Text segment »
····················
EX-10 12 form10k2005exh10-30.htm EXHIBIT 10.30, 2006 EXECUTIVE BONUS PLAN

EXHIBIT 10.30

APRIA HEALTHCARE GROUP INC.
2006 EXECUTIVE BONUS PLAN

This document sets forth the terms of the 2006 Executive Bonus Plan (the “Plan”) of Apria Healthcare Group Inc. (the “Company”).

Operation of the Plan

  Potential Bonus. The Company’s Chief Executive Officer, President and Chief Operating Officer and Chief Financial Officer, as well as the Company’s Executive Vice Presidents and Senior Vice Presidents designated by the Compensation Committee of the Company’s Board of Directors (the “Committee”) as participating in the Plan, may be eligible to receive a bonus under the Plan (the “bonus opportunity”). The maximum bonus opportunity for any such participant under the Plan is equal to 100% of the participant’s annualized rate of base salary as in effect on January 1, 2006 (the participant’s “2006 rate of base salary”).

  Components of Potential Bonus and their Relative Weights. The portion of a participant’s bonus opportunity that is actually paid out will depend upon the actual level of the Company’s [confidential financial performance measures omitted] (each, a “performance measure”) for calendar 2006 compared to the target level of such performance measures for 2006 (as set forth below). For purposes of the Plan, all of such performance measures will be determined on a consolidated basis in accordance with generally accepted accounting principles as applied in the Company’s financial reporting.
····················
Items »
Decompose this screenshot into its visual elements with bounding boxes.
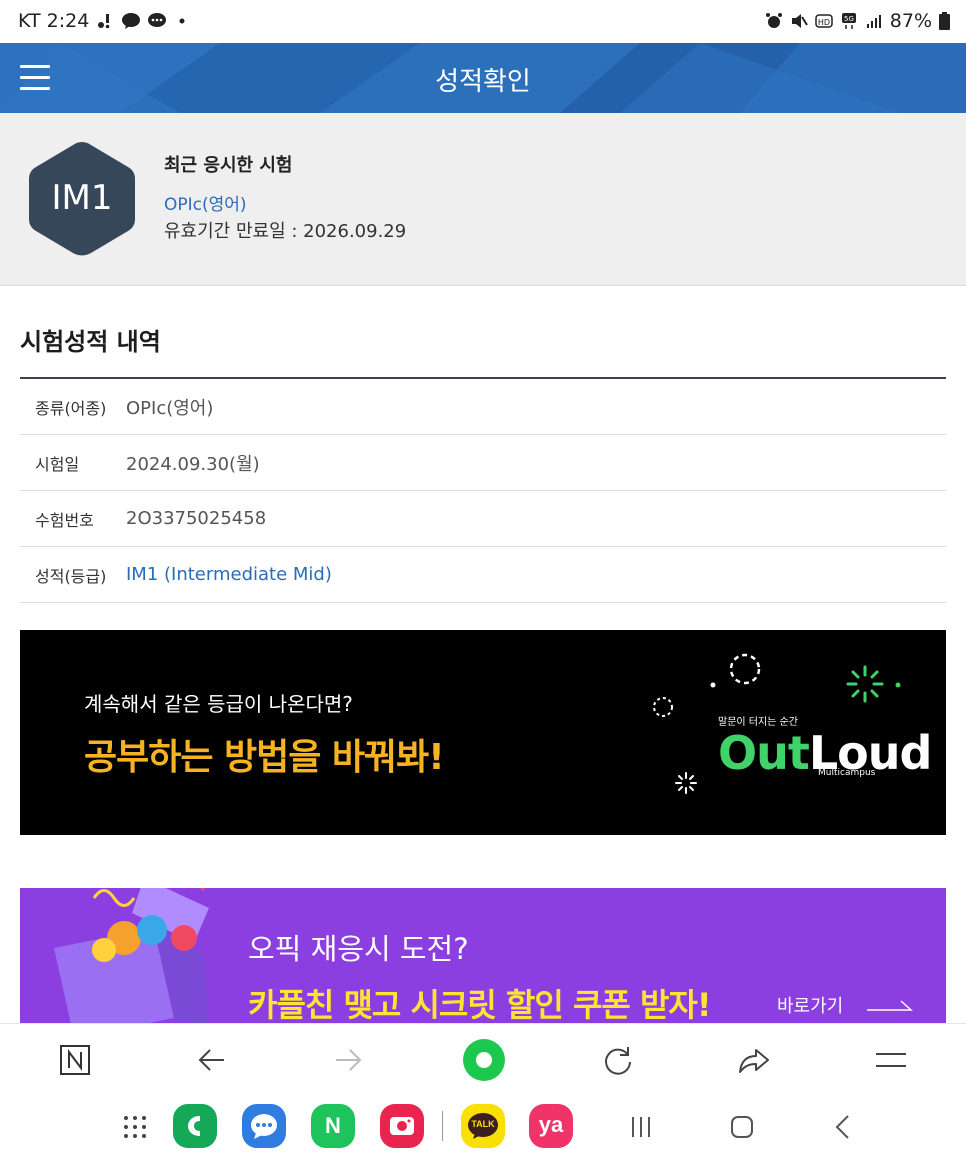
grade-badge: IM1	[27, 140, 137, 258]
share-icon[interactable]	[734, 1040, 774, 1080]
forward-arrow-icon[interactable]	[328, 1040, 368, 1080]
table-row: 수험번호 2O3375025458	[20, 491, 946, 547]
kakaotalk-label: TALK	[471, 1119, 495, 1129]
battery-level: 87%	[889, 10, 932, 32]
system-nav-bar: N TALK ya	[0, 1095, 966, 1160]
chat-notification-icon	[148, 13, 167, 27]
phone-icon	[188, 1116, 200, 1136]
row-label: 종류(어종)	[35, 398, 107, 418]
status-bar: KT 2:24 HD 5G 87%	[0, 0, 966, 44]
yanolja-app-letters: ya	[538, 1112, 564, 1137]
battery-icon	[939, 12, 950, 30]
dock-divider	[442, 1111, 443, 1141]
outloud-headline: 공부하는 방법을 바꿔봐!	[84, 737, 445, 778]
row-label: 수험번호	[35, 510, 94, 530]
status-left: KT 2:24	[18, 10, 191, 32]
status-right: HD 5G 87%	[765, 10, 950, 32]
app-header: 성적확인	[0, 43, 966, 113]
yanolja-app-icon[interactable]: ya	[529, 1104, 573, 1148]
table-row: 성적(등급) IM1 (Intermediate Mid)	[20, 547, 946, 603]
recent-exam-summary: IM1 최근 응시한 시험 OPIc(영어) 유효기간 만료일 : 2026.0…	[0, 113, 966, 286]
home-button-icon[interactable]	[728, 1113, 756, 1141]
promo-banner[interactable]: 오픽 재응시 도전? 카플친 맺고 시크릿 할인 쿠폰 받자! 바로가기	[20, 888, 946, 1023]
signal-icon	[866, 15, 881, 28]
phone-app-icon[interactable]	[173, 1104, 217, 1148]
carrier-time: KT 2:24	[18, 10, 90, 32]
row-label: 성적(등급)	[35, 566, 107, 586]
naver-app-letter: N	[325, 1113, 341, 1138]
outloud-banner[interactable]: 계속해서 같은 등급이 나온다면? 공부하는 방법을 바꿔봐! 말문이 터지는 …	[20, 630, 946, 835]
camera-app-icon[interactable]	[380, 1104, 424, 1148]
page-title: 성적확인	[435, 67, 531, 97]
row-value: OPIc(영어)	[126, 397, 214, 419]
recent-exam-title: 최근 응시한 시험	[164, 155, 293, 176]
svg-text:5G: 5G	[844, 15, 854, 23]
row-label: 시험일	[35, 454, 80, 474]
promo-link[interactable]: 바로가기	[777, 992, 843, 1018]
talk-notification-icon	[122, 13, 141, 29]
naver-home-icon[interactable]	[55, 1040, 95, 1080]
promo-subtitle: 오픽 재응시 도전?	[248, 932, 469, 966]
system-back-icon[interactable]	[830, 1113, 856, 1141]
back-arrow-icon[interactable]	[192, 1040, 232, 1080]
footprint-notification-icon	[98, 14, 110, 29]
hd-voice-icon: HD	[815, 14, 833, 28]
messages-app-icon[interactable]	[242, 1104, 286, 1148]
dot-indicator-icon	[179, 18, 185, 24]
browser-toolbar	[0, 1023, 966, 1095]
outloud-logo-sub: Multicampus	[818, 768, 876, 778]
history-table: 종류(어종) OPIc(영어) 시험일 2024.09.30(월) 수험번호 2…	[20, 377, 946, 603]
arrow-right-icon	[867, 1000, 913, 1011]
table-row: 종류(어종) OPIc(영어)	[20, 379, 946, 435]
recent-apps-icon[interactable]	[628, 1114, 654, 1140]
row-value: 2O3375025458	[126, 508, 267, 529]
expiry-date: 유효기간 만료일 : 2026.09.29	[164, 221, 407, 242]
grade-text: IM1	[51, 178, 113, 218]
green-dot-icon[interactable]	[462, 1038, 506, 1082]
more-menu-icon[interactable]	[871, 1040, 911, 1080]
outloud-subtitle: 계속해서 같은 등급이 나온다면?	[84, 692, 353, 716]
naver-app-icon[interactable]: N	[311, 1104, 355, 1148]
message-bubble-icon	[251, 1114, 277, 1139]
gift-box-icon	[54, 888, 209, 1023]
table-row: 시험일 2024.09.30(월)	[20, 435, 946, 491]
alarm-icon	[765, 13, 782, 28]
mute-icon	[791, 14, 808, 28]
app-grid-icon[interactable]	[122, 1114, 148, 1140]
recent-exam-type: OPIc(영어)	[164, 195, 247, 215]
refresh-icon[interactable]	[598, 1040, 638, 1080]
grade-value: IM1 (Intermediate Mid)	[126, 564, 332, 585]
camera-icon	[390, 1117, 414, 1135]
logo-out: Out	[718, 726, 810, 780]
svg-text:HD: HD	[818, 18, 830, 27]
kakaotalk-app-icon[interactable]: TALK	[461, 1104, 505, 1148]
5g-icon: 5G	[841, 13, 856, 29]
history-title: 시험성적 내역	[20, 328, 161, 356]
row-value: 2024.09.30(월)	[126, 453, 260, 475]
promo-headline: 카플친 맺고 시크릿 할인 쿠폰 받자!	[248, 986, 711, 1023]
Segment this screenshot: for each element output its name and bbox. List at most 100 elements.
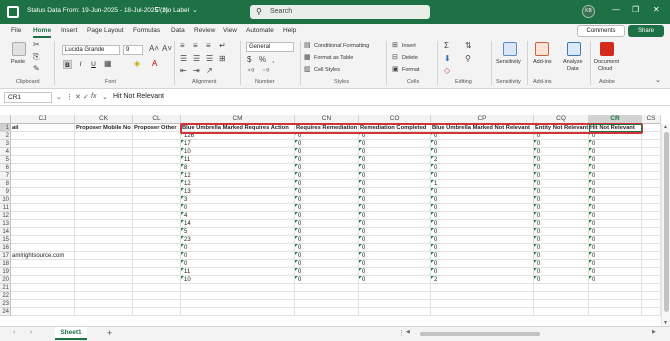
····················
Work instructions »
1 - From the bonus plan document, reproduce the passage that begins at the words "Components of Potential" and stops after the words "Company’s financial reporting.".
2 - According to the bonus plan document, what is the maximum bonus opportunity for any participant?
3 - Translate this sentence from the bonus plan document into Spanish: "This document sets forth the terms of the 2006 Executive Bonus Plan (the “Plan”) of Apria Healthcare Group Inc. (the “Company”)."

Answers for the tasks »
1 -
Components of Potential Bonus and their Relative Weights. The portion of a participant’s bonus opportunity that is actually paid out will depend upon the actual level of the Company’s [confidential financial performance measures omitted] (each, a “performance measure”) for calendar 2006 compared to the target level of such performance measures for 2006 (as set forth below). For purposes of the Plan, all of such performance measures will be determined on a consolidated basis in accordance with generally accepted accounting principles as applied in the Company’s financial reporting.

2 - It is 100% of the participant's annualized rate of base salary as in effect on January 1, 2006.

3 - Este documento establece los términos del Plan de Bonificaciones para Ejecutivos de 2006 (el “Plan”) de Apria Healthcare Group Inc. (la “Compañía”).